# [COMPITO A]
Nel testo sui canti del Paradiso, ricopia il brano a partire da "Comincia il canto vigesimoprimo" e proseguendo fino a "alla Vergine Maria.", scambiando "scala" con "scalinata".
# [COMPITO B]
Secondo il testo sui canti del Paradiso, quale spirito viene incontro all'autore nel settimo cielo?

Comincia il canto decimonono del Paradiso. Nel quale mostra l’autor dalla sopradetta aquila essergli dichiarato quello che creder [si de’] d’uno non battezzato e che mai di Cristo alcuna cosa non udí ragionare, ma per ogni altra cosa è buono; e ultimamente quello che contro a piú cristiani dicesse la predetta aquila.
Comincia il canto vigesimo del Paradiso. Nel quale l’autor discrive come la detta aquila gli nominò alquanti degli spiriti che in essa erano gloriosi; e appresso gli mostrò come Traiano imperadore e Rifeo troiano, li quali da lei erano stati nominati, non moriron pagani come esso stimava.
Comincia il canto vigesimoprimo del Paradiso. Nel quale l’autor dimostra come, pervenuto nel settimo cielo, vide una scala altissima, per la quale salivano e scendevano molti spiriti; de’ quali venne a lui Pietro Dammiano, il quale, ad alcuna sua domanda avendo risposto, alcune cose dice contro a’ pastori della Chiesa.
Comincia il canto vigesimosecondo del Paradiso. Nel quale l’autore narra come parlò con san Benedetto, il quale piú altri santi spiriti contemplativi gli nominò, e piú cose gli disse in vitupèro de’ presenti religiosi; poi dietro a lui su per la scala se ne salí nell’ottavo cielo; e quindi vòlto in giú, discrive quali vedesse la terra e tutti gli altri cieli.
Comincia il canto vigesimoterzo del Paradiso. Nel quale l’autore discrive come la celeste milizia mirabil festa facesse dintorno alla Vergine Maria.
Comincia il canto vigesimoquarto del Paradiso. Nel quale l’autore, con san Pietro parlando, mostra quello che è fede e quello ch’ e’ crede.

# [VOCI FORNITE]
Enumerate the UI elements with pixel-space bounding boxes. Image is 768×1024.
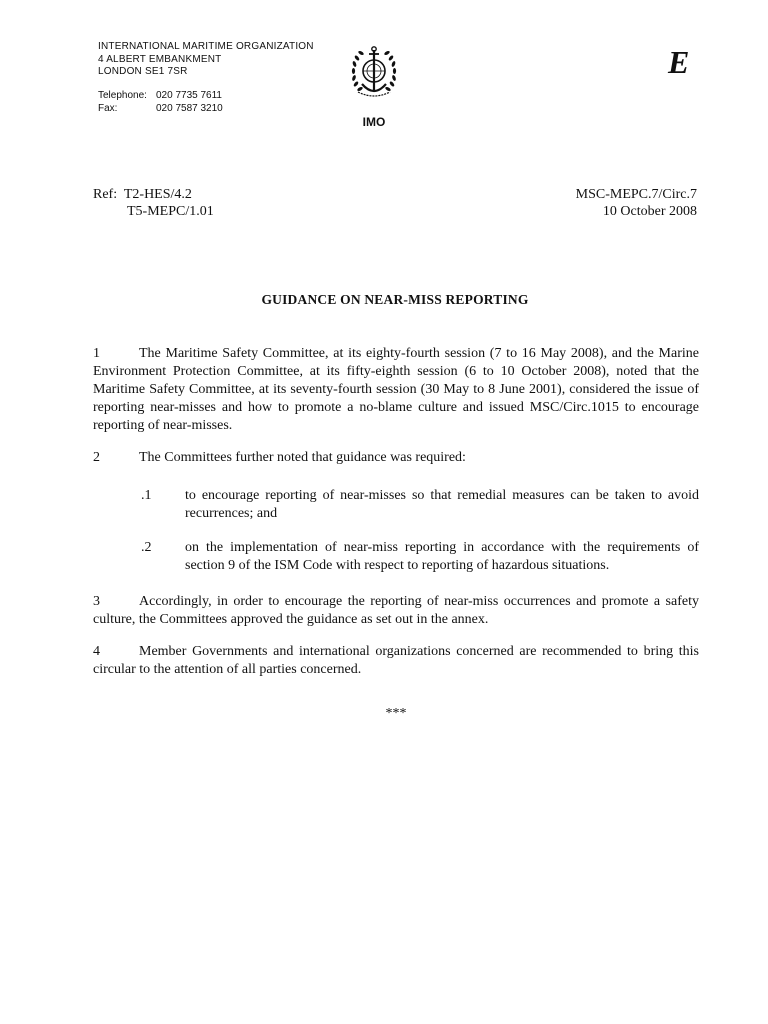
telephone-label: Telephone:	[98, 90, 147, 101]
telephone-row	[98, 90, 223, 103]
org-street: 4 ALBERT EMBANKMENT	[98, 53, 222, 65]
reference-block	[93, 186, 214, 220]
imo-label: IMO	[362, 115, 386, 129]
subparagraph-number: .2	[141, 540, 152, 555]
org-name: INTERNATIONAL MARITIME ORGANIZATION	[98, 41, 314, 52]
paragraph-number: 3	[93, 594, 100, 609]
subparagraph-1	[93, 487, 699, 523]
circular-info	[576, 186, 697, 220]
reference-line-1	[93, 186, 214, 203]
circular-number: MSC-MEPC.7/Circ.7	[575, 187, 697, 202]
language-code: E	[668, 44, 690, 80]
subparagraph-2	[93, 539, 699, 575]
paragraph-number: 4	[93, 644, 100, 659]
paragraph-1	[93, 345, 699, 435]
fax-row	[98, 103, 223, 116]
org-city: LONDON SE1 7SR	[98, 66, 188, 77]
paragraph-number: 1	[93, 346, 100, 361]
contact-info	[98, 90, 223, 115]
fax-label: Fax:	[98, 102, 118, 114]
paragraph-number: 2	[93, 450, 100, 465]
subparagraph-number: .1	[141, 488, 152, 503]
fax-value: 020 7587 3210	[156, 102, 223, 114]
paragraph-text: Member Governments and international organizations concerned are recommended to bring this circular to the attention of all parties concerned.	[93, 644, 699, 677]
subparagraph-text: on the implementation of near-miss reporting in accordance with the requirements of section 9 of the ISM Code with respect to reporting of hazardous situations.	[185, 540, 699, 573]
paragraph-text: The Committees further noted that guidance was required:	[139, 450, 466, 465]
ref-code-2: T5-MEPC/1.01	[127, 204, 214, 219]
ref-label: Ref:	[93, 187, 118, 202]
paragraph-2	[93, 449, 699, 467]
paragraph-3	[93, 593, 699, 629]
paragraph-text: The Maritime Safety Committee, at its eighty-fourth session (7 to 16 May 2008), and the Marine Environment Protection Committee, at its fifty-eighth session (6 to 10 October 2008), noted that the Maritime Safety Committee, at its seventy-fourth session (30 May to 8 June 2001), considered the issue of reporting near-misses and how to promote a no-blame culture and issued MSC/Circ.1015 to encourage reporting of near-misses.	[93, 346, 699, 433]
telephone-value: 020 7735 7611	[156, 90, 222, 101]
subparagraph-text: to encourage reporting of near-misses so that remedial measures can be taken to avoid recurrences; and	[185, 488, 699, 521]
document-body	[93, 345, 699, 723]
paragraph-text: Accordingly, in order to encourage the reporting of near-miss occurrences and promote a safety culture, the Committees approved the guidance as set out in the annex.	[93, 594, 699, 627]
ref-code-1: T2-HES/4.2	[123, 187, 192, 202]
organization-address	[98, 41, 314, 79]
circular-date: 10 October 2008	[602, 204, 697, 219]
imo-emblem-icon	[349, 44, 399, 100]
paragraph-4	[93, 643, 699, 679]
document-title: GUIDANCE ON NEAR-MISS REPORTING	[261, 292, 529, 307]
end-marker: ***	[385, 706, 407, 721]
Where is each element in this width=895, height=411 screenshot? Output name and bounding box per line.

# [SOLUZIONE COMPLETA A]
Comincia il canto vigesimoprimo del Paradiso. Nel quale l’autor dimostra come, pervenuto nel settimo cielo, vide una scalinata altissima, per la quale salivano e scendevano molti spiriti; de’ quali venne a lui Pietro Dammiano, il quale, ad alcuna sua domanda avendo risposto, alcune cose dice contro a’ pastori della Chiesa.
Comincia il canto vigesimosecondo del Paradiso. Nel quale l’autore narra come parlò con san Benedetto, il quale piú altri santi spiriti contemplativi gli nominò, e piú cose gli disse in vitupèro de’ presenti religiosi; poi dietro a lui su per la scalinata se ne salí nell’ottavo cielo; e quindi vòlto in giú, discrive quali vedesse la terra e tutti gli altri cieli.
Comincia il canto vigesimoterzo del Paradiso. Nel quale l’autore discrive come la celeste milizia mirabil festa facesse dintorno alla Vergine Maria.

# [SOLUZIONE COMPLETA B]
Pietro Dammiano.